Start of Data supplied

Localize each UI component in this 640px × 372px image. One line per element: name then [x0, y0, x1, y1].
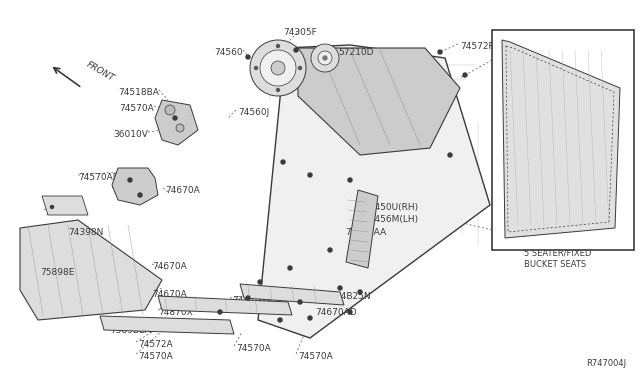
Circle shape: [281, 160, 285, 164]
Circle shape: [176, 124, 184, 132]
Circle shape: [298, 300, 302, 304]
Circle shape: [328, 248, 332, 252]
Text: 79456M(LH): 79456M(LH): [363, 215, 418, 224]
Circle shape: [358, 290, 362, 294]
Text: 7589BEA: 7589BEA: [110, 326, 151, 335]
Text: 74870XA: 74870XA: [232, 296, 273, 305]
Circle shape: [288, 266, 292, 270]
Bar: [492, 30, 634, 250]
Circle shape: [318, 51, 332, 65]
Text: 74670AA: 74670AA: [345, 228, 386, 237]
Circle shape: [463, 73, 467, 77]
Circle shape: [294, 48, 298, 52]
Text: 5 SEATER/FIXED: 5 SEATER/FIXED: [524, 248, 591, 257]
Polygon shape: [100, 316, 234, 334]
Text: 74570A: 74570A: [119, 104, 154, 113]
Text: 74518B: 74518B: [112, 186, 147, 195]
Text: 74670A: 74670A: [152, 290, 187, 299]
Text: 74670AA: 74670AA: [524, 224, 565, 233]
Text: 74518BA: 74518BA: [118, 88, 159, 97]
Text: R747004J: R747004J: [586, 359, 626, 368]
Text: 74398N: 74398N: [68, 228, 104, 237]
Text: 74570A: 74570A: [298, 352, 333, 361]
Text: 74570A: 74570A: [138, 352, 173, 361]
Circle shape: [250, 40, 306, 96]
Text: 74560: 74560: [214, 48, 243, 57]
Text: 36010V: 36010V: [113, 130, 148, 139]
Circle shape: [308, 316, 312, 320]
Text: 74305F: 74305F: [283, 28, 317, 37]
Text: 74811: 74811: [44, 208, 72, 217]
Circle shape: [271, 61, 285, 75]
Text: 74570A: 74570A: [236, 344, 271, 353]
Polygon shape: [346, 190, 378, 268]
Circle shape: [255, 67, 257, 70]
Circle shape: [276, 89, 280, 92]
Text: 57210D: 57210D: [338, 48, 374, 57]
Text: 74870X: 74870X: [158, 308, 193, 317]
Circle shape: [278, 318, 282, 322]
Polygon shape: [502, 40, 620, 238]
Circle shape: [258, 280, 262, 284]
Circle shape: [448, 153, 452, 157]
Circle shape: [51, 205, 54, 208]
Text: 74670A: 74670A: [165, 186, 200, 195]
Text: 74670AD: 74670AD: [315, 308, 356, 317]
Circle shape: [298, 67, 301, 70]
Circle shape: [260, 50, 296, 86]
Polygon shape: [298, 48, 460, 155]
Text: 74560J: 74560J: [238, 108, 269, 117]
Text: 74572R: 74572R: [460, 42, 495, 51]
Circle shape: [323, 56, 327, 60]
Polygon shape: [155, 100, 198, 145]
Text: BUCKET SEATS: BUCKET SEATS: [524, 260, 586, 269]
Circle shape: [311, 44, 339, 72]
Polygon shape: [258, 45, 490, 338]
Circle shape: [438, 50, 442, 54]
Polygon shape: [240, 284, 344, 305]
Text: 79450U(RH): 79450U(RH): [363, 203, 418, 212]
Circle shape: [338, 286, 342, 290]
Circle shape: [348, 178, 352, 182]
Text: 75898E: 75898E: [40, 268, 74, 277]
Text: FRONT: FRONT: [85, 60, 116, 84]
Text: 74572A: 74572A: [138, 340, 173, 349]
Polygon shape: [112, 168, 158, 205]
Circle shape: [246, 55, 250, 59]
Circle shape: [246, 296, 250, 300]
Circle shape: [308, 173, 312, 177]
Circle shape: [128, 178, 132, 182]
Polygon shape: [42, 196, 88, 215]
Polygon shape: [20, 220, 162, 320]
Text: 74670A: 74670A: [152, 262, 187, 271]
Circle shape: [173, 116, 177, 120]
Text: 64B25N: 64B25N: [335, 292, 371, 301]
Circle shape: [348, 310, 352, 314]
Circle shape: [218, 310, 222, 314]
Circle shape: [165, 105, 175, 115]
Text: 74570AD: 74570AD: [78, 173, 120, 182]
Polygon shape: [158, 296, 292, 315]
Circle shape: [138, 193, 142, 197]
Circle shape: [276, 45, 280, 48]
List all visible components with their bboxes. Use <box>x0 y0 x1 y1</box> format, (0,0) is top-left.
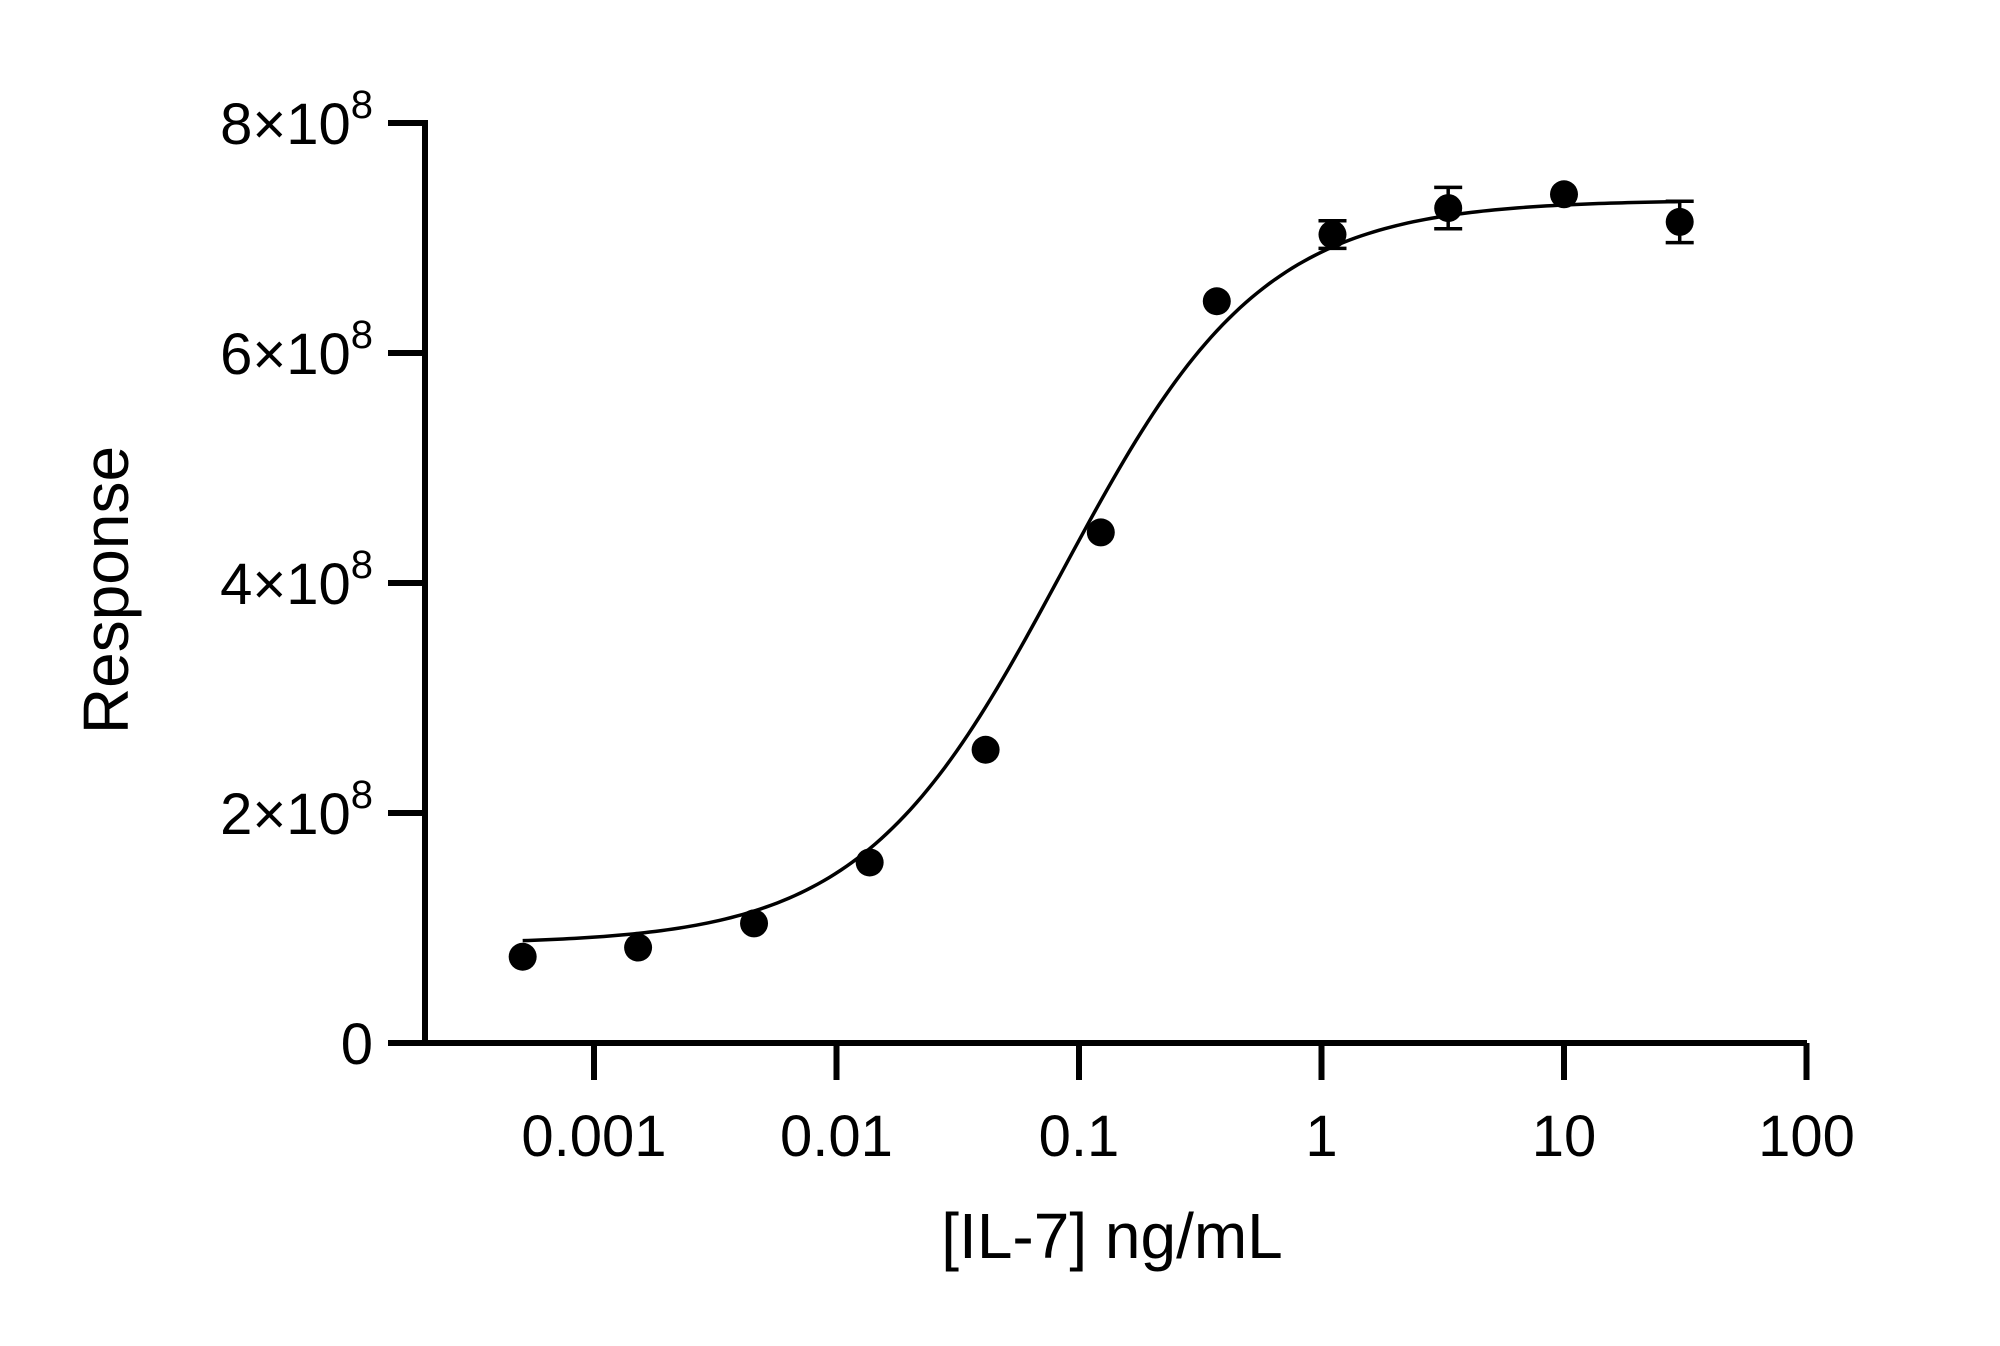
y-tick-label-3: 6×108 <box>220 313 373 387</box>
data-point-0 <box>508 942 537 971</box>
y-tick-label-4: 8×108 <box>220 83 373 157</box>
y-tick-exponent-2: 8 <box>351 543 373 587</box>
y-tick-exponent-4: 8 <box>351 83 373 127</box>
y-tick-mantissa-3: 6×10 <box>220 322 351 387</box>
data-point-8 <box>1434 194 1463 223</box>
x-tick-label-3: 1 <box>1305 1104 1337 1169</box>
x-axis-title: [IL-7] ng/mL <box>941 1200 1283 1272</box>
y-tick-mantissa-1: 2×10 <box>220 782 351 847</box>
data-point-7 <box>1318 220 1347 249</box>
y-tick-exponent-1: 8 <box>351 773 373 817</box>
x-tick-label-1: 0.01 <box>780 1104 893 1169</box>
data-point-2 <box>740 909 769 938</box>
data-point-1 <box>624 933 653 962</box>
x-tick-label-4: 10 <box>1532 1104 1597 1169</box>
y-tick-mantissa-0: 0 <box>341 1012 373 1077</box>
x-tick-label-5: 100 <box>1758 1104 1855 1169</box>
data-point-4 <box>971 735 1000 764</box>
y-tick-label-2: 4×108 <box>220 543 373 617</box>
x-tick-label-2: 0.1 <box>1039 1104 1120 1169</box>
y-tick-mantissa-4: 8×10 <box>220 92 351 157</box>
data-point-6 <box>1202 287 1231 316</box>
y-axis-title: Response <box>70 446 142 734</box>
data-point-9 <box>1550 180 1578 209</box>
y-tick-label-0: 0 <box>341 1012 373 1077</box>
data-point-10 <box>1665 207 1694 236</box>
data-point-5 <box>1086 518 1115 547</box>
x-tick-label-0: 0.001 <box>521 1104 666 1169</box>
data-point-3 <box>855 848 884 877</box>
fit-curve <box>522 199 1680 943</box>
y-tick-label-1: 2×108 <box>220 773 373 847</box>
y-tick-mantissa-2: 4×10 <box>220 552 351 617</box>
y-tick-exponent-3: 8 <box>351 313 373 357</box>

End of Data supplied
Start of Data supplied

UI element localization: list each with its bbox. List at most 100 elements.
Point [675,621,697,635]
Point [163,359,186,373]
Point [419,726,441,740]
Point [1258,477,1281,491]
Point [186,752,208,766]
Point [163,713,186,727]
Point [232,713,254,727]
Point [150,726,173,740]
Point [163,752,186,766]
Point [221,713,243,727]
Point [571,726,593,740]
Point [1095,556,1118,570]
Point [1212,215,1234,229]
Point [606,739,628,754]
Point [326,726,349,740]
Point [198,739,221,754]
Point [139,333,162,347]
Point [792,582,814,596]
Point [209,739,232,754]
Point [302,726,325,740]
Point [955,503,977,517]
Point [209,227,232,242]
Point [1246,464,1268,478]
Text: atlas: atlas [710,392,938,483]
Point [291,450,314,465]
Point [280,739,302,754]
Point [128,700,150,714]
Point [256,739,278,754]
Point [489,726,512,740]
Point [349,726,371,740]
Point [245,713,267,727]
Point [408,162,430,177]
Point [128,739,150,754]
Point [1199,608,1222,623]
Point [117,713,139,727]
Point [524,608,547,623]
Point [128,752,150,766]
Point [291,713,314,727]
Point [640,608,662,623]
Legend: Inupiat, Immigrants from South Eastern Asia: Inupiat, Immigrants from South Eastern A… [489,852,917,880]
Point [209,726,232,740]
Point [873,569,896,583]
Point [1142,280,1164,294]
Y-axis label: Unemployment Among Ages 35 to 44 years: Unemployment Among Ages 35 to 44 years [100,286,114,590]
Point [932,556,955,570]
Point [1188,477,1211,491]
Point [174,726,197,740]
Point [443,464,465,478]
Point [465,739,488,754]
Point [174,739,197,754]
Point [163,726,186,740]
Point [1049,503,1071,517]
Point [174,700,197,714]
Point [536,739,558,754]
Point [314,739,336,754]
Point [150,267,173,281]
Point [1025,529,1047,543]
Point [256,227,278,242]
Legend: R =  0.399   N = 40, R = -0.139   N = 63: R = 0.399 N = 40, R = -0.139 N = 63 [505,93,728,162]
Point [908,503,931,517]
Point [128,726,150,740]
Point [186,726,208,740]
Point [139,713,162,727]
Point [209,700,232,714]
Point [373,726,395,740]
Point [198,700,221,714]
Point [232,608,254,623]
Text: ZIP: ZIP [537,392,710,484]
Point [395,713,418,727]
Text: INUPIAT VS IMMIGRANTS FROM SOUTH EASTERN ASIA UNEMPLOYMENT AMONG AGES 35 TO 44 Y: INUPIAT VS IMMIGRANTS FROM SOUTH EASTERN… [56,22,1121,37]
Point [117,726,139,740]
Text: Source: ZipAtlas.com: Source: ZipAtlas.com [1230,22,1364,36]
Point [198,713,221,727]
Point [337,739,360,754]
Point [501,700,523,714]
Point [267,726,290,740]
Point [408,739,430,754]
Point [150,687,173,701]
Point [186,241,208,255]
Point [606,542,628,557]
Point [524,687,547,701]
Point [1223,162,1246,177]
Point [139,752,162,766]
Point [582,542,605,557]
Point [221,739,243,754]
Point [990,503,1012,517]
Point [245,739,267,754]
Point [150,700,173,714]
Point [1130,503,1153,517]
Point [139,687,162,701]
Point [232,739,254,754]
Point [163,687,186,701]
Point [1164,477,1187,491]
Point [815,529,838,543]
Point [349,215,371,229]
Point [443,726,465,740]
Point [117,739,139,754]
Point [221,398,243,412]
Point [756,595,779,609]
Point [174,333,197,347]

End of Data supplied

Starting at the row containing "UI element localization: list" and ending after the row containing "Point [209,726,232,740]", change every "Point" to "Marker", and reproduce only those rows, with everything else left as is.

UI element localization: list each with its bbox. List at most 100 elements.
Marker [675,621,697,635]
Marker [163,359,186,373]
Marker [419,726,441,740]
Marker [1258,477,1281,491]
Marker [186,752,208,766]
Marker [163,713,186,727]
Marker [232,713,254,727]
Marker [150,726,173,740]
Marker [163,752,186,766]
Marker [221,713,243,727]
Marker [571,726,593,740]
Marker [1095,556,1118,570]
Marker [1212,215,1234,229]
Marker [606,739,628,754]
Marker [326,726,349,740]
Marker [198,739,221,754]
Marker [139,333,162,347]
Marker [792,582,814,596]
Marker [209,739,232,754]
Marker [302,726,325,740]
Marker [955,503,977,517]
Marker [209,227,232,242]
Marker [1246,464,1268,478]
Text: atlas: atlas [710,392,938,483]
Marker [291,450,314,465]
Marker [280,739,302,754]
Marker [128,700,150,714]
Marker [256,739,278,754]
Marker [489,726,512,740]
Marker [349,726,371,740]
Marker [245,713,267,727]
Marker [408,162,430,177]
Marker [128,739,150,754]
Marker [1199,608,1222,623]
Marker [117,713,139,727]
Marker [524,608,547,623]
Marker [128,752,150,766]
Marker [291,713,314,727]
Marker [640,608,662,623]
Legend: Inupiat, Immigrants from South Eastern Asia: Inupiat, Immigrants from South Eastern A… [489,852,917,880]
Marker [209,726,232,740]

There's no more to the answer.